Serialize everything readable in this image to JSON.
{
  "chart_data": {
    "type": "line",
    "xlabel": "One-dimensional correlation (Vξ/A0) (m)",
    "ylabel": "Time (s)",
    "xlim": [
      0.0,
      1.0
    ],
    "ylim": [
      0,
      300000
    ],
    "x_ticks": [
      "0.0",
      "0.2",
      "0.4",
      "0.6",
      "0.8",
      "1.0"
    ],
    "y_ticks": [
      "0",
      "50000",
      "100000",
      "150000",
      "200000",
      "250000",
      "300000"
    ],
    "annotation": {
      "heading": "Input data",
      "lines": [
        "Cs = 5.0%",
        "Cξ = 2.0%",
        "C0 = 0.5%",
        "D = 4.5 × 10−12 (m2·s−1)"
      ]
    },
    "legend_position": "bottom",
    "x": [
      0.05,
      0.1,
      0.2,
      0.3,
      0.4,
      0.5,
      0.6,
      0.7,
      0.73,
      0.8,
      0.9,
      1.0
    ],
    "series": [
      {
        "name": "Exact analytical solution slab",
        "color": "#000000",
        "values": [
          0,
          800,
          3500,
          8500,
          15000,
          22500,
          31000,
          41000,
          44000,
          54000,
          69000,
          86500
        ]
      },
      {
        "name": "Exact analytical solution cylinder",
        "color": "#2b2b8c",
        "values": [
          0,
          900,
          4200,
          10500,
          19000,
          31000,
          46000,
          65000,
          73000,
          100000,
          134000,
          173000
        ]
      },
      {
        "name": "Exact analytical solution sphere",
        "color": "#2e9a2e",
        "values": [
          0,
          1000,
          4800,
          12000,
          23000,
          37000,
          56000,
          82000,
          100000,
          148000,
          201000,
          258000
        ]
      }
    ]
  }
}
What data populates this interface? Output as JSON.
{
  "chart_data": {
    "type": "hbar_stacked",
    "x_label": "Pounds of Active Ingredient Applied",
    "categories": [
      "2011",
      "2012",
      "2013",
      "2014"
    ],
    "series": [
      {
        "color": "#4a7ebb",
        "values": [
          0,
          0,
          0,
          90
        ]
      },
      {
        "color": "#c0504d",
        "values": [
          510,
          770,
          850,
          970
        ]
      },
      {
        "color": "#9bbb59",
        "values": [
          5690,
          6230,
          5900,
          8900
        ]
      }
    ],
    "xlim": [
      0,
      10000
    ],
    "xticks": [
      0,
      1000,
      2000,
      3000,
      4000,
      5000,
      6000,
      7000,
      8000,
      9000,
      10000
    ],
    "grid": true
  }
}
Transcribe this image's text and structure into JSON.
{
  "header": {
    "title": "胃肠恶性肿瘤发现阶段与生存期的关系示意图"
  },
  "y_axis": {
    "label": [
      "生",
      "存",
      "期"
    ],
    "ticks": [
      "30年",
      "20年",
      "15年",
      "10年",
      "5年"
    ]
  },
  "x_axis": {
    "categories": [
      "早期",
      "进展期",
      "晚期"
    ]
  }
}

What is expected: Reproduce all of the material above word for word.

Reply:
Serialize everything readable in this image to JSON.
{
  "chart_data": {
    "type": "line",
    "xlabel": "One-dimensional correlation (Vξ/A0) (m)",
    "ylabel": "Time (s)",
    "xlim": [
      0.0,
      1.0
    ],
    "ylim": [
      0,
      300000
    ],
    "x_ticks": [
      "0.0",
      "0.2",
      "0.4",
      "0.6",
      "0.8",
      "1.0"
    ],
    "y_ticks": [
      "0",
      "50000",
      "100000",
      "150000",
      "200000",
      "250000",
      "300000"
    ],
    "annotation": {
      "heading": "Input data",
      "lines": [
        "Cs = 5.0%",
        "Cξ = 2.0%",
        "C0 = 0.5%",
        "D = 4.5 × 10−12 (m2·s−1)"
      ]
    },
    "legend_position": "bottom",
    "x": [
      0.05,
      0.1,
      0.2,
      0.3,
      0.4,
      0.5,
      0.6,
      0.7,
      0.73,
      0.8,
      0.9,
      1.0
    ],
    "series": [
      {
        "name": "Exact analytical solution slab",
        "color": "#000000",
        "values": [
          0,
          800,
          3500,
          8500,
          15000,
          22500,
          31000,
          41000,
          44000,
          54000,
          69000,
          86500
        ]
      },
      {
        "name": "Exact analytical solution cylinder",
        "color": "#2b2b8c",
        "values": [
          0,
          900,
          4200,
          10500,
          19000,
          31000,
          46000,
          65000,
          73000,
          100000,
          134000,
          173000
        ]
      },
      {
        "name": "Exact analytical solution sphere",
        "color": "#2e9a2e",
        "values": [
          0,
          1000,
          4800,
          12000,
          23000,
          37000,
          56000,
          82000,
          100000,
          148000,
          201000,
          258000
        ]
      }
    ]
  }
}
What data populates this interface? Output as JSON.
{
  "chart_data": {
    "type": "hbar_stacked",
    "x_label": "Pounds of Active Ingredient Applied",
    "categories": [
      "2011",
      "2012",
      "2013",
      "2014"
    ],
    "series": [
      {
        "color": "#4a7ebb",
        "values": [
          0,
          0,
          0,
          90
        ]
      },
      {
        "color": "#c0504d",
        "values": [
          510,
          770,
          850,
          970
        ]
      },
      {
        "color": "#9bbb59",
        "values": [
          5690,
          6230,
          5900,
          8900
        ]
      }
    ],
    "xlim": [
      0,
      10000
    ],
    "xticks": [
      0,
      1000,
      2000,
      3000,
      4000,
      5000,
      6000,
      7000,
      8000,
      9000,
      10000
    ],
    "grid": true
  }
}
Transcribe this image's text and structure into JSON.
{
  "header": {
    "title": "胃肠恶性肿瘤发现阶段与生存期的关系示意图"
  },
  "y_axis": {
    "label": [
      "生",
      "存",
      "期"
    ],
    "ticks": [
      "30年",
      "20年",
      "15年",
      "10年",
      "5年"
    ]
  },
  "x_axis": {
    "categories": [
      "早期",
      "进展期",
      "晚期"
    ]
  }
}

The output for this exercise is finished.